▸ **Records provided**:
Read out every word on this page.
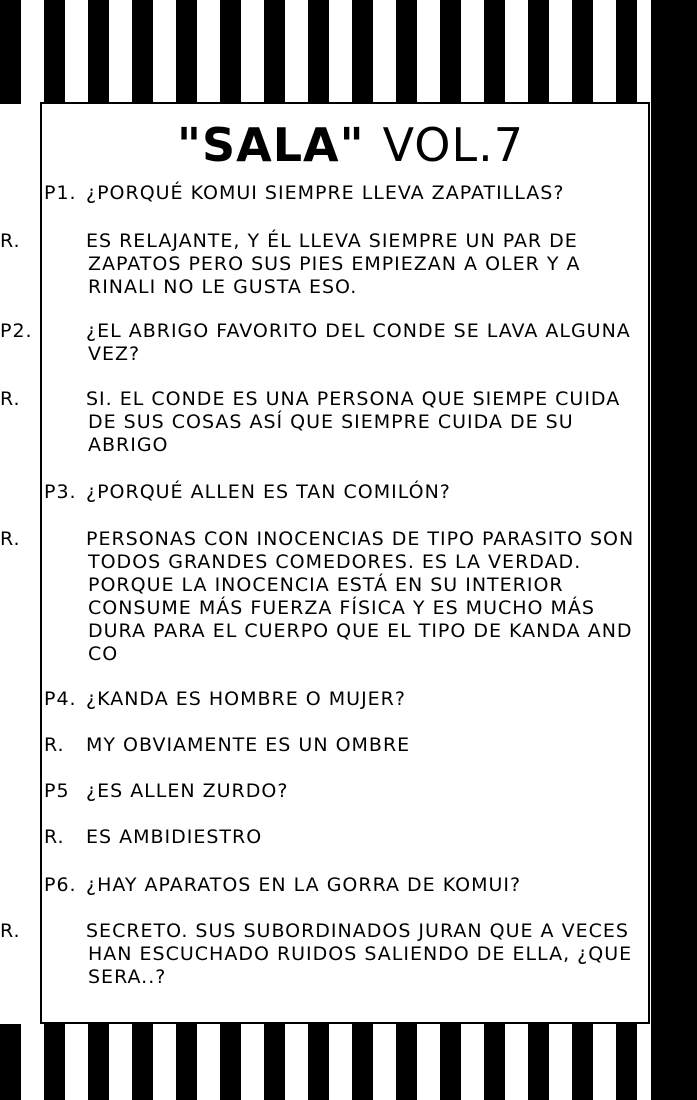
"SALA" VOL.7
P1. ¿PORQUÉ KOMUI SIEMPRE LLEVA ZAPATILLAS?
R.	ES RELAJANTE, Y ÉL LLEVA SIEMPRE UN PAR DE ZAPATOS PERO SUS PIES EMPIEZAN A OLER Y A RINALI NO LE GUSTA ESO.
P2.	¿EL ABRIGO FAVORITO DEL CONDE SE LAVA ALGUNA VEZ?
R.	SI. EL CONDE ES UNA PERSONA QUE SIEMPE CUIDA DE SUS COSAS ASÍ QUE SIEMPRE CUIDA DE SU ABRIGO
P3. ¿PORQUÉ ALLEN ES TAN COMILÓN?
R.	PERSONAS CON INOCENCIAS DE TIPO PARASITO SON TODOS GRANDES COMEDORES. ES LA VERDAD. PORQUE LA INOCENCIA ESTÁ EN SU INTERIOR CONSUME MÁS FUERZA FÍSICA Y ES MUCHO MÁS DURA PARA EL CUERPO QUE EL TIPO DE KANDA AND CO
P4. ¿KANDA ES HOMBRE O MUJER?
R. MY OBVIAMENTE ES UN OMBRE
P5 ¿ES ALLEN ZURDO?
R. ES AMBIDIESTRO
P6. ¿HAY APARATOS EN LA GORRA DE KOMUI?
R.	SECRETO. SUS SUBORDINADOS JURAN QUE A VECES HAN ESCUCHADO RUIDOS SALIENDO DE ELLA, ¿QUE SERA..?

▸ **Directions for this task**: Copy the entries above faithfully and omit every image.

▸ **Answer to the exercise**:
Read out every word on this page.
"SALA" VOL.7
P1. ¿PORQUÉ KOMUI SIEMPRE LLEVA ZAPATILLAS?
R.	ES RELAJANTE, Y ÉL LLEVA SIEMPRE UN PAR DE ZAPATOS PERO SUS PIES EMPIEZAN A OLER Y A RINALI NO LE GUSTA ESO.
P2.	¿EL ABRIGO FAVORITO DEL CONDE SE LAVA ALGUNA VEZ?
R.	SI. EL CONDE ES UNA PERSONA QUE SIEMPE CUIDA DE SUS COSAS ASÍ QUE SIEMPRE CUIDA DE SU ABRIGO
P3. ¿PORQUÉ ALLEN ES TAN COMILÓN?
R.	PERSONAS CON INOCENCIAS DE TIPO PARASITO SON TODOS GRANDES COMEDORES. ES LA VERDAD. PORQUE LA INOCENCIA ESTÁ EN SU INTERIOR CONSUME MÁS FUERZA FÍSICA Y ES MUCHO MÁS DURA PARA EL CUERPO QUE EL TIPO DE KANDA AND CO
P4. ¿KANDA ES HOMBRE O MUJER?
R. MY OBVIAMENTE ES UN OMBRE
P5 ¿ES ALLEN ZURDO?
R. ES AMBIDIESTRO
P6. ¿HAY APARATOS EN LA GORRA DE KOMUI?
R.	SECRETO. SUS SUBORDINADOS JURAN QUE A VECES HAN ESCUCHADO RUIDOS SALIENDO DE ELLA, ¿QUE SERA..?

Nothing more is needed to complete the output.